#### Exercise set:
1 > In the section on dynamic dimensions, rewrite the passage from "Sometimes, two dynamic" up to and including "is a INetworkDefinition&.", changing "efficient" to "optimized".
2 > List every method name that appears in the code of the section on dynamic dimensions.
3 > According to the section on dynamic dimensions, what does the ONNX parser do with dimension names when it imports a network from an ONNX file?

#### Document:
★ ★ ★ ★ ★ ★ ★

You can use the same name for constant and runtime dimensions as long as they are always equal.

The following syntax examples set the name of the third dimension of the tensor to m.

C++

tensor.setDimensionName(2, "m")

Python

tensor.set_dimension_name(2, "m")

There are corresponding methods to get a dimensions name:

C++

tensor.getDimensionName(2) // returns the name of the third dimension of the tensor, or nullptr if it does not have a name.

Python

tensor.get_dimension_name(2) # returns the name of the third dimension of the tensor, or None if it does not have a name.

When the input network is imported from an ONNX file, the ONNX parser automatically sets the dimension names using the names in the ONNX file. Therefore, if two dynamic dimensions are expected to be equal at runtime, specify the same name for these dimensions when exporting the ONNX file.

Dimension Constraint using `IAssertionLayer`#

Sometimes, two dynamic dimensions are not known to be equal statically but are guaranteed equal at runtime. Letting TensorRT know they are equal can help it build a more efficient engine. There are two ways to convey the equality constraint to TensorRT:

Give the dimensions the same name as described in the Named Dimensions section.
Use IAssertionLayer to express the constraint. This technique is more general since it can convey trickier equalities.

For example, if the first dimension of tensor A is guaranteed to be one more than the first dimension of tensor B, then the constraint can be established by:

C++

// Assumes A and B are ITensor* and n is a INetworkDefinition&.

★ ★ ★ ★ ★ ★ ★

#### Source excerpt:
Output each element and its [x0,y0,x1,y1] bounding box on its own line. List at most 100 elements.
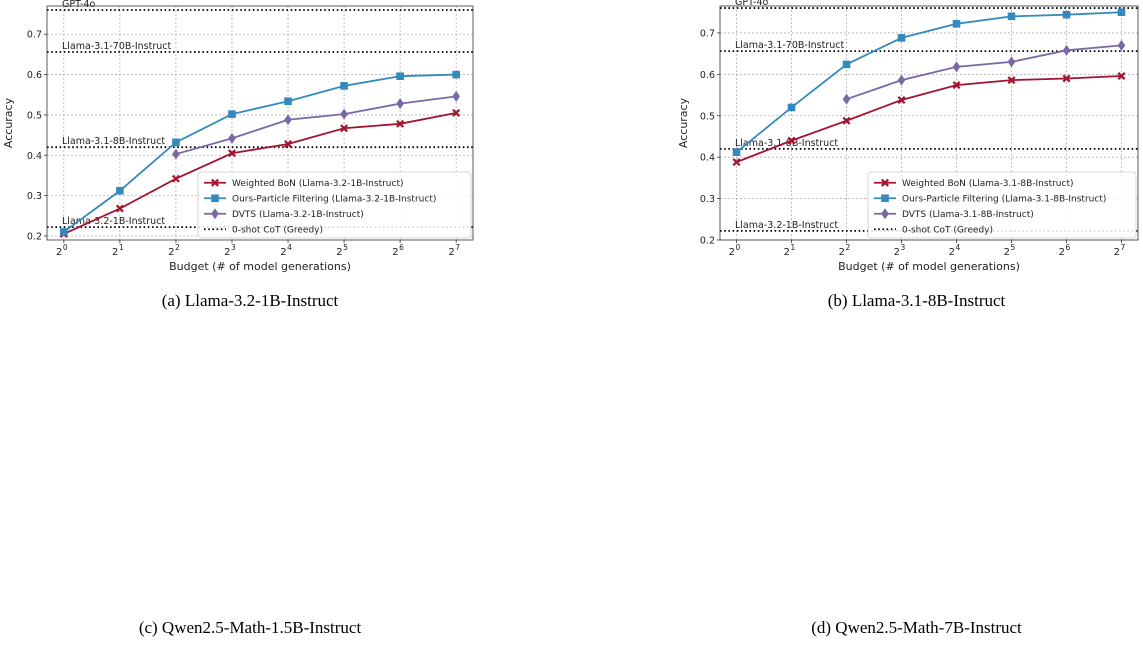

★ ★ ★ ★ ★ ★ ★

#### The answers:
1 >
Sometimes, two dynamic dimensions are not known to be equal statically but are guaranteed equal at runtime. Letting TensorRT know they are equal can help it build a more optimized engine. There are two ways to convey the equality constraint to TensorRT:

Give the dimensions the same name as described in the Named Dimensions section.
Use IAssertionLayer to express the constraint. This technique is more general since it can convey trickier equalities.

For example, if the first dimension of tensor A is guaranteed to be one more than the first dimension of tensor B, then the constraint can be established by:

C++

// Assumes A and B are ITensor* and n is a INetworkDefinition&.

2 >
setDimensionName
set_dimension_name
getDimensionName
get_dimension_name

3 > It automatically sets the dimension names using the names in the ONNX file.